*** GIVEN RECORDS

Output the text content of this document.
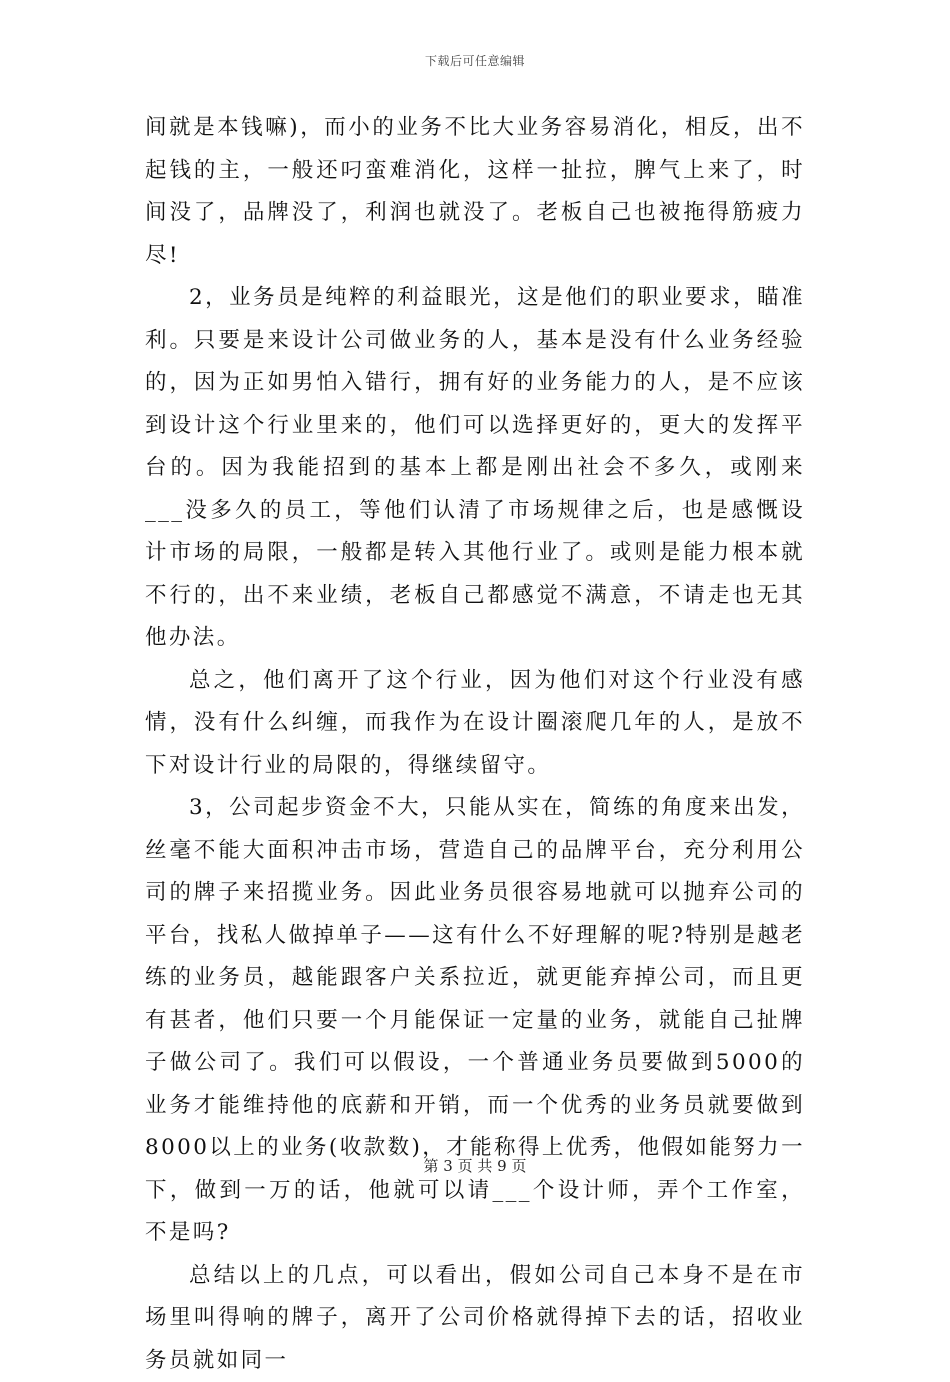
下载后可任意编辑

间就是本钱嘛)，而小的业务不比大业务容易消化，相反，出不起钱的主，一般还叼蛮难消化，这样一扯拉，脾气上来了，时间没了，品牌没了，利润也就没了。老板自己也被拖得筋疲力尽!

2，业务员是纯粹的利益眼光，这是他们的职业要求，瞄准利。只要是来设计公司做业务的人，基本是没有什么业务经验的，因为正如男怕入错行，拥有好的业务能力的人，是不应该到设计这个行业里来的，他们可以选择更好的，更大的发挥平台的。因为我能招到的基本上都是刚出社会不多久，或刚来___没多久的员工，等他们认清了市场规律之后，也是感慨设计市场的局限，一般都是转入其他行业了。或则是能力根本就不行的，出不来业绩，老板自己都感觉不满意，不请走也无其他办法。

总之，他们离开了这个行业，因为他们对这个行业没有感情，没有什么纠缠，而我作为在设计圈滚爬几年的人，是放不下对设计行业的局限的，得继续留守。

3，公司起步资金不大，只能从实在，简练的角度来出发，丝毫不能大面积冲击市场，营造自己的品牌平台，充分利用公司的牌子来招揽业务。因此业务员很容易地就可以抛弃公司的平台，找私人做掉单子——这有什么不好理解的呢?特别是越老练的业务员，越能跟客户关系拉近，就更能弃掉公司，而且更有甚者，他们只要一个月能保证一定量的业务，就能自己扯牌子做公司了。我们可以假设，一个普通业务员要做到5000的业务才能维持他的底薪和开销，而一个优秀的业务员就要做到8000以上的业务(收款数)，才能称得上优秀，他假如能努力一下，做到一万的话，他就可以请___个设计师，弄个工作室，不是吗?

总结以上的几点，可以看出，假如公司自己本身不是在市场里叫得响的牌子，离开了公司价格就得掉下去的话，招收业务员就如同一

第 3 页 共 9 页
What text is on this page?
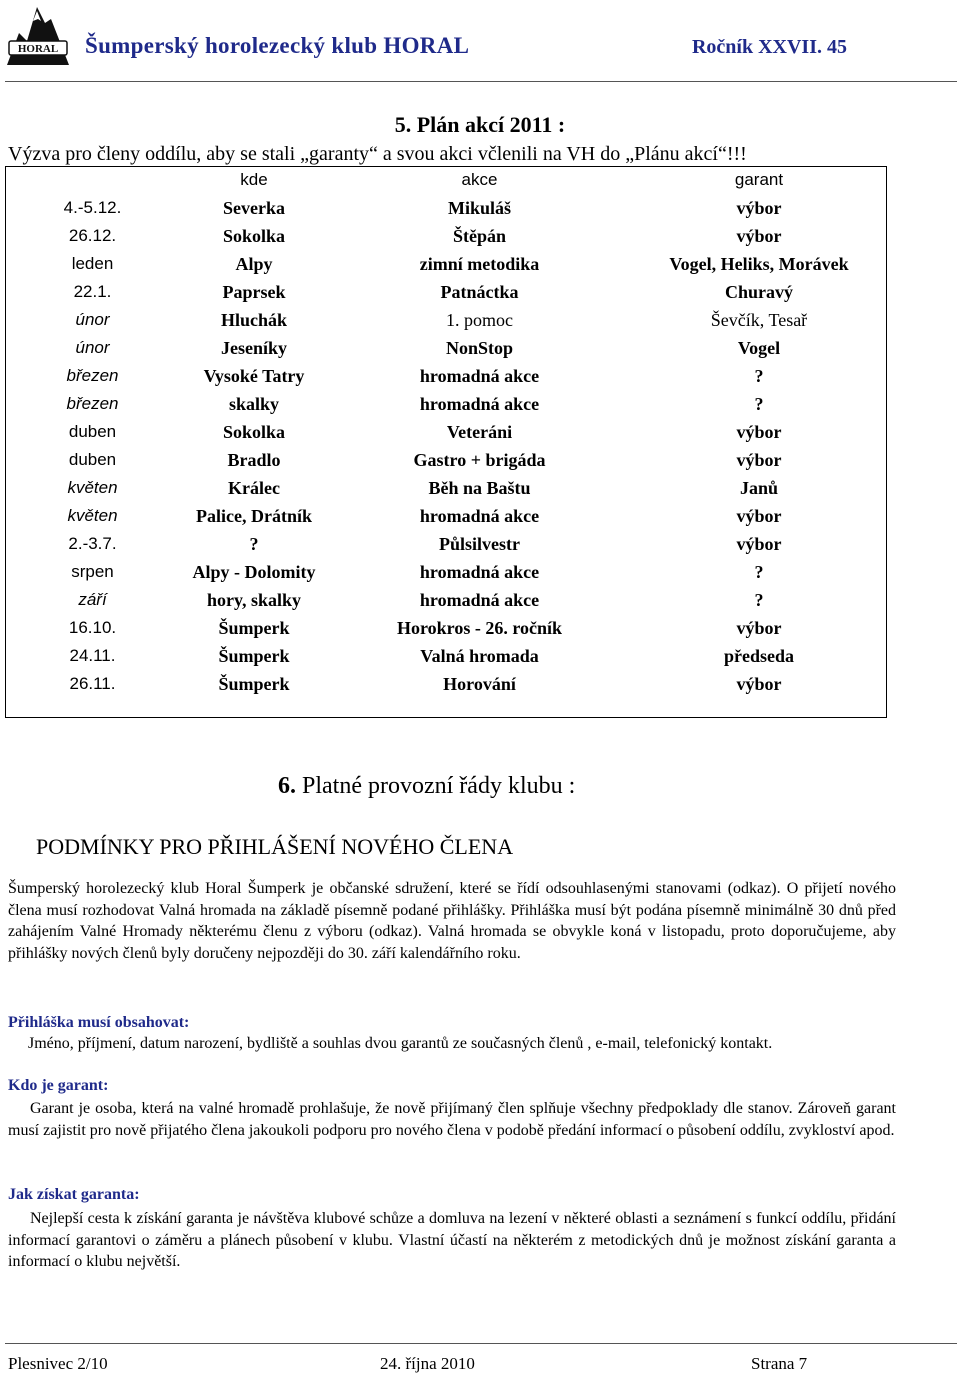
HORAL Šumperský horolezecký klub HORAL	Ročník XXVII. 45
5. Plán akcí 2011 :
Výzva pro členy oddílu, aby se stali „garanty“ a svou akci včlenili na VH do „Plánu akcí“!!!
	kde	akce	garant
4.-5.12.	Severka	Mikuláš	výbor
26.12.	Sokolka	Štěpán	výbor
leden	Alpy	zimní metodika	Vogel, Heliks, Morávek
22.1.	Paprsek	Patnáctka	Churavý
únor	Hluchák	1. pomoc	Ševčík, Tesař
únor	Jeseníky	NonStop	Vogel
březen	Vysoké Tatry	hromadná akce	?
březen	skalky	hromadná akce	?
duben	Sokolka	Veteráni	výbor
duben	Bradlo	Gastro + brigáda	výbor
květen	Králec	Běh na Baštu	Janů
květen	Palice, Drátník	hromadná akce	výbor
2.-3.7.	?	Půlsilvestr	výbor
srpen	Alpy - Dolomity	hromadná akce	?
září	hory, skalky	hromadná akce	?
16.10.	Šumperk	Horokros - 26. ročník	výbor
24.11.	Šumperk	Valná hromada	předseda
26.11.	Šumperk	Horování	výbor
6. Platné provozní řády klubu :
PODMÍNKY PRO PŘIHLÁŠENÍ NOVÉHO ČLENA
Šumperský horolezecký klub Horal Šumperk je občanské sdružení, které se řídí odsouhlasenými stanovami (odkaz). O přijetí nového člena musí rozhodovat Valná hromada na základě písemně podané přihlášky. Přihláška musí být podána písemně minimálně 30 dnů před zahájením Valné Hromady některému členu z výboru (odkaz). Valná hromada se obvykle koná v listopadu, proto doporučujeme, aby přihlášky nových členů byly doručeny nejpozději do 30. září kalendářního roku.
Přihláška musí obsahovat:
Jméno, příjmení, datum narození, bydliště a souhlas dvou garantů ze současných členů , e-mail, telefonický kontakt.
Kdo je garant:
Garant je osoba, která na valné hromadě prohlašuje, že nově přijímaný člen splňuje všechny předpoklady dle stanov. Zároveň garant musí zajistit pro nově přijatého člena jakoukoli podporu pro nového člena v podobě předání informací o působení oddílu, zvykloství apod.
Jak získat garanta:
Nejlepší cesta k získání garanta je návštěva klubové schůze a domluva na lezení v některé oblasti a seznámení s funkcí oddílu, přidání informací garantovi o záměru a plánech působení v klubu. Vlastní účastí na některém z metodických dnů je možnost získání garanta a informací o klubu největší.
Plesnivec 2/10	24. října 2010	Strana 7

******

Retype all of the entries exactly as written, leaving out any images.

COMPLETED EXERCISE:
Output the text content of this document.
下载后可任意编辑

间就是本钱嘛)，而小的业务不比大业务容易消化，相反，出不起钱的主，一般还叼蛮难消化，这样一扯拉，脾气上来了，时间没了，品牌没了，利润也就没了。老板自己也被拖得筋疲力尽!

2，业务员是纯粹的利益眼光，这是他们的职业要求，瞄准利。只要是来设计公司做业务的人，基本是没有什么业务经验的，因为正如男怕入错行，拥有好的业务能力的人，是不应该到设计这个行业里来的，他们可以选择更好的，更大的发挥平台的。因为我能招到的基本上都是刚出社会不多久，或刚来___没多久的员工，等他们认清了市场规律之后，也是感慨设计市场的局限，一般都是转入其他行业了。或则是能力根本就不行的，出不来业绩，老板自己都感觉不满意，不请走也无其他办法。

总之，他们离开了这个行业，因为他们对这个行业没有感情，没有什么纠缠，而我作为在设计圈滚爬几年的人，是放不下对设计行业的局限的，得继续留守。

3，公司起步资金不大，只能从实在，简练的角度来出发，丝毫不能大面积冲击市场，营造自己的品牌平台，充分利用公司的牌子来招揽业务。因此业务员很容易地就可以抛弃公司的平台，找私人做掉单子——这有什么不好理解的呢?特别是越老练的业务员，越能跟客户关系拉近，就更能弃掉公司，而且更有甚者，他们只要一个月能保证一定量的业务，就能自己扯牌子做公司了。我们可以假设，一个普通业务员要做到5000的业务才能维持他的底薪和开销，而一个优秀的业务员就要做到8000以上的业务(收款数)，才能称得上优秀，他假如能努力一下，做到一万的话，他就可以请___个设计师，弄个工作室，不是吗?

总结以上的几点，可以看出，假如公司自己本身不是在市场里叫得响的牌子，离开了公司价格就得掉下去的话，招收业务员就如同一

第 3 页 共 9 页
What text is on this page?
HORAL Šumperský horolezecký klub HORAL	Ročník XXVII. 45
5. Plán akcí 2011 :
Výzva pro členy oddílu, aby se stali „garanty“ a svou akci včlenili na VH do „Plánu akcí“!!!
	kde	akce	garant
4.-5.12.	Severka	Mikuláš	výbor
26.12.	Sokolka	Štěpán	výbor
leden	Alpy	zimní metodika	Vogel, Heliks, Morávek
22.1.	Paprsek	Patnáctka	Churavý
únor	Hluchák	1. pomoc	Ševčík, Tesař
únor	Jeseníky	NonStop	Vogel
březen	Vysoké Tatry	hromadná akce	?
březen	skalky	hromadná akce	?
duben	Sokolka	Veteráni	výbor
duben	Bradlo	Gastro + brigáda	výbor
květen	Králec	Běh na Baštu	Janů
květen	Palice, Drátník	hromadná akce	výbor
2.-3.7.	?	Půlsilvestr	výbor
srpen	Alpy - Dolomity	hromadná akce	?
září	hory, skalky	hromadná akce	?
16.10.	Šumperk	Horokros - 26. ročník	výbor
24.11.	Šumperk	Valná hromada	předseda
26.11.	Šumperk	Horování	výbor
6. Platné provozní řády klubu :
PODMÍNKY PRO PŘIHLÁŠENÍ NOVÉHO ČLENA
Šumperský horolezecký klub Horal Šumperk je občanské sdružení, které se řídí odsouhlasenými stanovami (odkaz). O přijetí nového člena musí rozhodovat Valná hromada na základě písemně podané přihlášky. Přihláška musí být podána písemně minimálně 30 dnů před zahájením Valné Hromady některému členu z výboru (odkaz). Valná hromada se obvykle koná v listopadu, proto doporučujeme, aby přihlášky nových členů byly doručeny nejpozději do 30. září kalendářního roku.
Přihláška musí obsahovat:
Jméno, příjmení, datum narození, bydliště a souhlas dvou garantů ze současných členů , e-mail, telefonický kontakt.
Kdo je garant:
Garant je osoba, která na valné hromadě prohlašuje, že nově přijímaný člen splňuje všechny předpoklady dle stanov. Zároveň garant musí zajistit pro nově přijatého člena jakoukoli podporu pro nového člena v podobě předání informací o působení oddílu, zvykloství apod.
Jak získat garanta:
Nejlepší cesta k získání garanta je návštěva klubové schůze a domluva na lezení v některé oblasti a seznámení s funkcí oddílu, přidání informací garantovi o záměru a plánech působení v klubu. Vlastní účastí na některém z metodických dnů je možnost získání garanta a informací o klubu největší.
Plesnivec 2/10	24. října 2010	Strana 7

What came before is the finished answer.